Saved data entries:
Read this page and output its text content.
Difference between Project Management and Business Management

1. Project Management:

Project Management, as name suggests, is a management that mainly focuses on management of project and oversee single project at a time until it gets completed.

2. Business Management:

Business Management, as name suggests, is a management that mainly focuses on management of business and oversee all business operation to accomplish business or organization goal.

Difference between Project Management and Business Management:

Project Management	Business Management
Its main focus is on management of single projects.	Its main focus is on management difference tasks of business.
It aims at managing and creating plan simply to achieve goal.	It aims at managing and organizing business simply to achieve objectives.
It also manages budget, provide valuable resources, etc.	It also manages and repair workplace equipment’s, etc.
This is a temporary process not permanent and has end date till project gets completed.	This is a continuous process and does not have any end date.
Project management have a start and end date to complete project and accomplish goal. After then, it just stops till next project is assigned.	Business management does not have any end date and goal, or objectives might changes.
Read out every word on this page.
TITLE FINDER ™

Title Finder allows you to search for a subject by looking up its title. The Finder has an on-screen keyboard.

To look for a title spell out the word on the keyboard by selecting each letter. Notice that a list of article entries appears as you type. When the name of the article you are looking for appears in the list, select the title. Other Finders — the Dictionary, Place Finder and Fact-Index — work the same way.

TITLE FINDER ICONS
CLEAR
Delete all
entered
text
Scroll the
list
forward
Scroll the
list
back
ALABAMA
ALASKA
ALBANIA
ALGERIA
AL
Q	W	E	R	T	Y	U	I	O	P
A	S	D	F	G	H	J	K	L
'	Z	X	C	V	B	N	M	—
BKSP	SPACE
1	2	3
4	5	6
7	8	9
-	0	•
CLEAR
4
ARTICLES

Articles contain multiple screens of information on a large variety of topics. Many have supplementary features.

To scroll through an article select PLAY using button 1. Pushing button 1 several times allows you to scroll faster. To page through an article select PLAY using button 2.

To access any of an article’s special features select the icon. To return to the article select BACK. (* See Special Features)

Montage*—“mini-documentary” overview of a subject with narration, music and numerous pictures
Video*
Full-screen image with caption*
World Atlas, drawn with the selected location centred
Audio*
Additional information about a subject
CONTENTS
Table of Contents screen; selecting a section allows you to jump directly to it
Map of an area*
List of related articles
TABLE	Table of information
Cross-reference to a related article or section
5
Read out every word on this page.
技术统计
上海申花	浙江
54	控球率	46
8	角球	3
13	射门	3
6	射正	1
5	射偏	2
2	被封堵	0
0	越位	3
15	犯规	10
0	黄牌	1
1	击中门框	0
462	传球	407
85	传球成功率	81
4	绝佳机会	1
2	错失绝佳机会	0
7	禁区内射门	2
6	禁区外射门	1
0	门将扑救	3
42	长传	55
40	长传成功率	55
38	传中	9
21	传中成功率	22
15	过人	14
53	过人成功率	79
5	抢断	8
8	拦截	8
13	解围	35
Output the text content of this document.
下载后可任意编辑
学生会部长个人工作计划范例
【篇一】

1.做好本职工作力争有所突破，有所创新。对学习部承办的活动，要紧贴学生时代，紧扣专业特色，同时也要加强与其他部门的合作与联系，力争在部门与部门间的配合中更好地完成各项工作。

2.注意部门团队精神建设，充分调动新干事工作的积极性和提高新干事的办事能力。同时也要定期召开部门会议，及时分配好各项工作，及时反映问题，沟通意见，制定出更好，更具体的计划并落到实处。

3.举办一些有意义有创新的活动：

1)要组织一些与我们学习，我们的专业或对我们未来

Exercise:
Using the data above, repeat every line exactly.

In response:
Read this page and output its text content.
Difference between Project Management and Business Management

1. Project Management:

Project Management, as name suggests, is a management that mainly focuses on management of project and oversee single project at a time until it gets completed.

2. Business Management:

Business Management, as name suggests, is a management that mainly focuses on management of business and oversee all business operation to accomplish business or organization goal.

Difference between Project Management and Business Management:

Project Management	Business Management
Its main focus is on management of single projects.	Its main focus is on management difference tasks of business.
It aims at managing and creating plan simply to achieve goal.	It aims at managing and organizing business simply to achieve objectives.
It also manages budget, provide valuable resources, etc.	It also manages and repair workplace equipment’s, etc.
This is a temporary process not permanent and has end date till project gets completed.	This is a continuous process and does not have any end date.
Project management have a start and end date to complete project and accomplish goal. After then, it just stops till next project is assigned.	Business management does not have any end date and goal, or objectives might changes.
Read out every word on this page.
TITLE FINDER ™

Title Finder allows you to search for a subject by looking up its title. The Finder has an on-screen keyboard.

To look for a title spell out the word on the keyboard by selecting each letter. Notice that a list of article entries appears as you type. When the name of the article you are looking for appears in the list, select the title. Other Finders — the Dictionary, Place Finder and Fact-Index — work the same way.

TITLE FINDER ICONS
CLEAR
Delete all
entered
text
Scroll the
list
forward
Scroll the
list
back
ALABAMA
ALASKA
ALBANIA
ALGERIA
AL
Q	W	E	R	T	Y	U	I	O	P
A	S	D	F	G	H	J	K	L
'	Z	X	C	V	B	N	M	—
BKSP	SPACE
1	2	3
4	5	6
7	8	9
-	0	•
CLEAR
4
ARTICLES

Articles contain multiple screens of information on a large variety of topics. Many have supplementary features.

To scroll through an article select PLAY using button 1. Pushing button 1 several times allows you to scroll faster. To page through an article select PLAY using button 2.

To access any of an article’s special features select the icon. To return to the article select BACK. (* See Special Features)

Montage*—“mini-documentary” overview of a subject with narration, music and numerous pictures
Video*
Full-screen image with caption*
World Atlas, drawn with the selected location centred
Audio*
Additional information about a subject
CONTENTS
Table of Contents screen; selecting a section allows you to jump directly to it
Map of an area*
List of related articles
TABLE	Table of information
Cross-reference to a related article or section
5
Read out every word on this page.
技术统计
上海申花	浙江
54	控球率	46
8	角球	3
13	射门	3
6	射正	1
5	射偏	2
2	被封堵	0
0	越位	3
15	犯规	10
0	黄牌	1
1	击中门框	0
462	传球	407
85	传球成功率	81
4	绝佳机会	1
2	错失绝佳机会	0
7	禁区内射门	2
6	禁区外射门	1
0	门将扑救	3
42	长传	55
40	长传成功率	55
38	传中	9
21	传中成功率	22
15	过人	14
53	过人成功率	79
5	抢断	8
8	拦截	8
13	解围	35
Output the text content of this document.
下载后可任意编辑
学生会部长个人工作计划范例
【篇一】

1.做好本职工作力争有所突破，有所创新。对学习部承办的活动，要紧贴学生时代，紧扣专业特色，同时也要加强与其他部门的合作与联系，力争在部门与部门间的配合中更好地完成各项工作。

2.注意部门团队精神建设，充分调动新干事工作的积极性和提高新干事的办事能力。同时也要定期召开部门会议，及时分配好各项工作，及时反映问题，沟通意见，制定出更好，更具体的计划并落到实处。

3.举办一些有意义有创新的活动：

1)要组织一些与我们学习，我们的专业或对我们未来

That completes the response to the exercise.